* _Exercise goal_
Reproduce every line of the material below character for character. Leave out the pictures.
++++ Dataset
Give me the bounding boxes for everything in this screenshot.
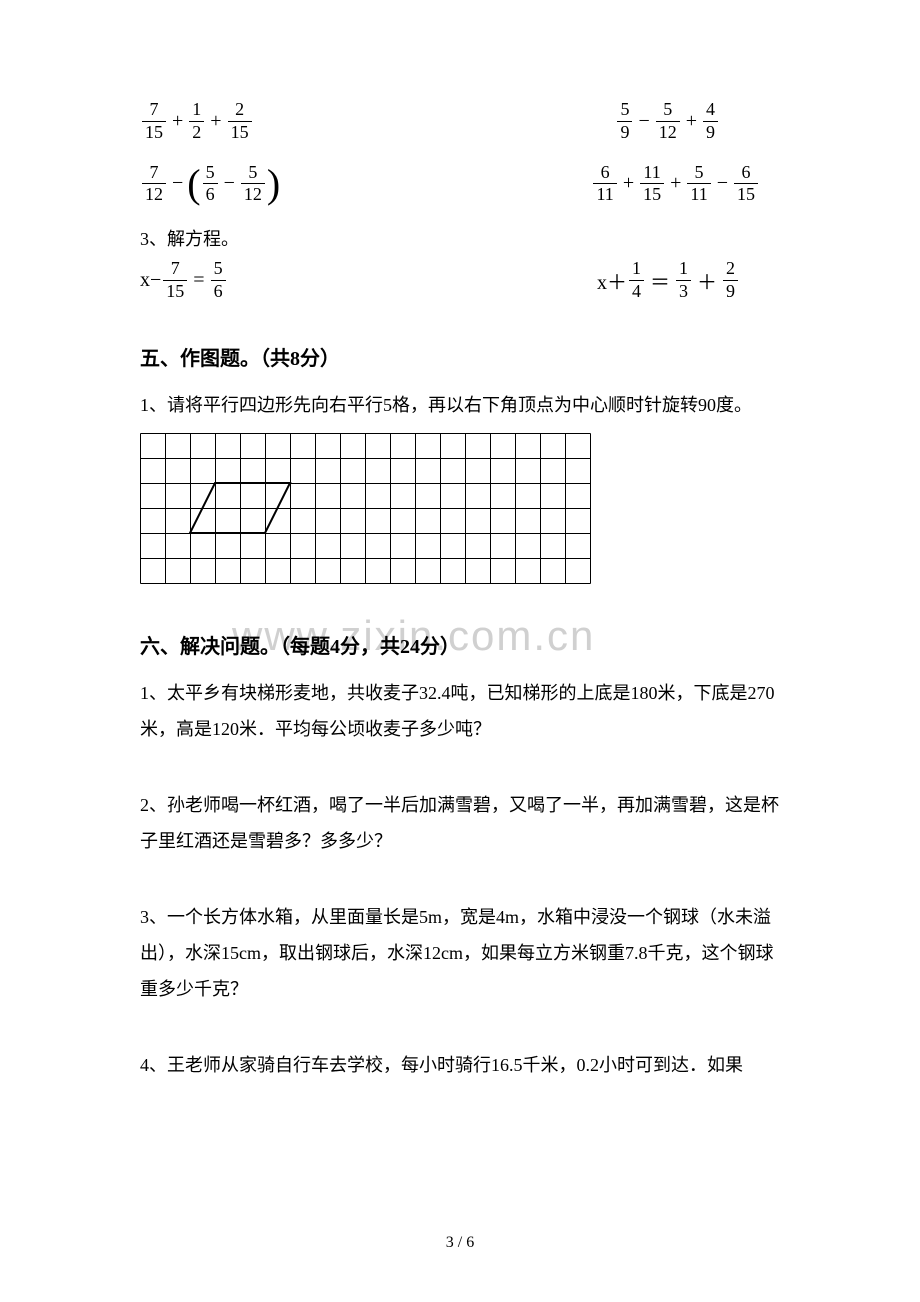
section5-q1: 1、请将平行四边形先向右平行5格，再以右下角顶点为中心顺时针旋转90度。 — [140, 387, 780, 423]
expr-r2-right: 611 + 1115 + 511 − 615 — [591, 163, 760, 206]
section6-q4: 4、王老师从家骑自行车去学校，每小时骑行16.5千米，0.2小时可到达．如果 — [140, 1047, 780, 1083]
expr-r1-left: 715 + 12 + 215 — [140, 100, 254, 143]
section5-title: 五、作图题。（共8分） — [140, 342, 780, 371]
expr-r3-left: x− 715 = 56 — [140, 259, 228, 302]
page-footer: 3 / 6 — [0, 1234, 920, 1252]
section6-title: 六、解决问题。（每题4分，共24分） — [140, 630, 780, 659]
section6-q1: 1、太平乡有块梯形麦地，共收麦子32.4吨，已知梯形的上底是180米，下底是27… — [140, 675, 780, 747]
math-row-3: x− 715 = 56 x＋ 14 ＝ 13 ＋ 29 — [140, 259, 780, 302]
section6-q2: 2、孙老师喝一杯红酒，喝了一半后加满雪碧，又喝了一半，再加满雪碧，这是杯子里红酒… — [140, 787, 780, 859]
expr-r1-right: 59 − 512 + 49 — [615, 100, 720, 143]
math-row-2: 712 − ( 56 − 512 ) 611 + 1115 + 511 − 61… — [140, 163, 780, 206]
expr-r3-right: x＋ 14 ＝ 13 ＋ 29 — [597, 259, 740, 302]
expr-r2-left: 712 − ( 56 − 512 ) — [140, 163, 280, 206]
math-row-1: 715 + 12 + 215 59 − 512 + 49 — [140, 100, 780, 143]
grid-diagram — [140, 433, 780, 590]
q3-label: 3、解方程。 — [140, 225, 780, 251]
section6-q3: 3、一个长方体水箱，从里面量长是5m，宽是4m，水箱中浸没一个钢球（水未溢出），… — [140, 899, 780, 1007]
++++++++
* _Worked answer_
Give me the bounding boxes for everything in this screenshot.
section5-q1: 1、请将平行四边形先向右平行5格，再以右下角顶点为中心顺时针旋转90度。 — [140, 387, 780, 423]
expr-r2-right: 611 + 1115 + 511 − 615 — [591, 163, 760, 206]
section6-q4: 4、王老师从家骑自行车去学校，每小时骑行16.5千米，0.2小时可到达．如果 — [140, 1047, 780, 1083]
expr-r1-left: 715 + 12 + 215 — [140, 100, 254, 143]
section5-title: 五、作图题。（共8分） — [140, 342, 780, 371]
expr-r3-left: x− 715 = 56 — [140, 259, 228, 302]
page-footer: 3 / 6 — [0, 1234, 920, 1252]
section6-title: 六、解决问题。（每题4分，共24分） — [140, 630, 780, 659]
section6-q1: 1、太平乡有块梯形麦地，共收麦子32.4吨，已知梯形的上底是180米，下底是27… — [140, 675, 780, 747]
math-row-3: x− 715 = 56 x＋ 14 ＝ 13 ＋ 29 — [140, 259, 780, 302]
section6-q2: 2、孙老师喝一杯红酒，喝了一半后加满雪碧，又喝了一半，再加满雪碧，这是杯子里红酒… — [140, 787, 780, 859]
expr-r1-right: 59 − 512 + 49 — [615, 100, 720, 143]
math-row-2: 712 − ( 56 − 512 ) 611 + 1115 + 511 − 61… — [140, 163, 780, 206]
expr-r3-right: x＋ 14 ＝ 13 ＋ 29 — [597, 259, 740, 302]
expr-r2-left: 712 − ( 56 − 512 ) — [140, 163, 280, 206]
math-row-1: 715 + 12 + 215 59 − 512 + 49 — [140, 100, 780, 143]
grid-diagram — [140, 433, 780, 590]
q3-label: 3、解方程。 — [140, 225, 780, 251]
section6-q3: 3、一个长方体水箱，从里面量长是5m，宽是4m，水箱中浸没一个钢球（水未溢出），… — [140, 899, 780, 1007]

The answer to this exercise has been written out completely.